→ Instruction
Please transcribe the listing below in full and word for word, without its pictures.

● ● ●

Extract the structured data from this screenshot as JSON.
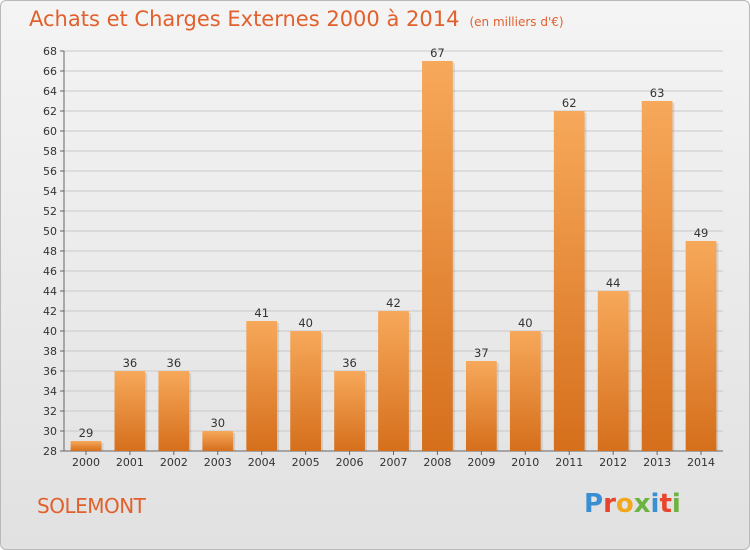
{
  "title": "Achats et Charges Externes 2000 à 2014",
  "subtitle": "(en milliers d'€)",
  "commune": "SOLEMONT",
  "logo_text": "Proxiti",
  "logo_colors": [
    "#3a8fd3",
    "#e8452c",
    "#f2a81d",
    "#6db33f",
    "#3a8fd3",
    "#e8452c",
    "#6db33f"
  ],
  "colors": {
    "accent": "#e2602c",
    "bar_top": "#f7a85a",
    "bar_bottom": "#d56f1c"
  },
  "chart_data": {
    "type": "bar",
    "categories": [
      "2000",
      "2001",
      "2002",
      "2003",
      "2004",
      "2005",
      "2006",
      "2007",
      "2008",
      "2009",
      "2010",
      "2011",
      "2012",
      "2013",
      "2014"
    ],
    "values": [
      29,
      36,
      36,
      30,
      41,
      40,
      36,
      42,
      67,
      37,
      40,
      62,
      44,
      63,
      49
    ],
    "ylim": [
      28,
      68
    ],
    "yticks": [
      28,
      30,
      32,
      34,
      36,
      38,
      40,
      42,
      44,
      46,
      48,
      50,
      52,
      54,
      56,
      58,
      60,
      62,
      64,
      66,
      68
    ],
    "grid": true,
    "data_labels": true
  }
}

● ● ●

→ Response to this task
Extract the structured data from this screenshot as JSON.
{
  "title": "Achats et Charges Externes 2000 à 2014",
  "subtitle": "(en milliers d'€)",
  "commune": "SOLEMONT",
  "logo_text": "Proxiti",
  "logo_colors": [
    "#3a8fd3",
    "#e8452c",
    "#f2a81d",
    "#6db33f",
    "#3a8fd3",
    "#e8452c",
    "#6db33f"
  ],
  "colors": {
    "accent": "#e2602c",
    "bar_top": "#f7a85a",
    "bar_bottom": "#d56f1c"
  },
  "chart_data": {
    "type": "bar",
    "categories": [
      "2000",
      "2001",
      "2002",
      "2003",
      "2004",
      "2005",
      "2006",
      "2007",
      "2008",
      "2009",
      "2010",
      "2011",
      "2012",
      "2013",
      "2014"
    ],
    "values": [
      29,
      36,
      36,
      30,
      41,
      40,
      36,
      42,
      67,
      37,
      40,
      62,
      44,
      63,
      49
    ],
    "ylim": [
      28,
      68
    ],
    "yticks": [
      28,
      30,
      32,
      34,
      36,
      38,
      40,
      42,
      44,
      46,
      48,
      50,
      52,
      54,
      56,
      58,
      60,
      62,
      64,
      66,
      68
    ],
    "grid": true,
    "data_labels": true
  }
}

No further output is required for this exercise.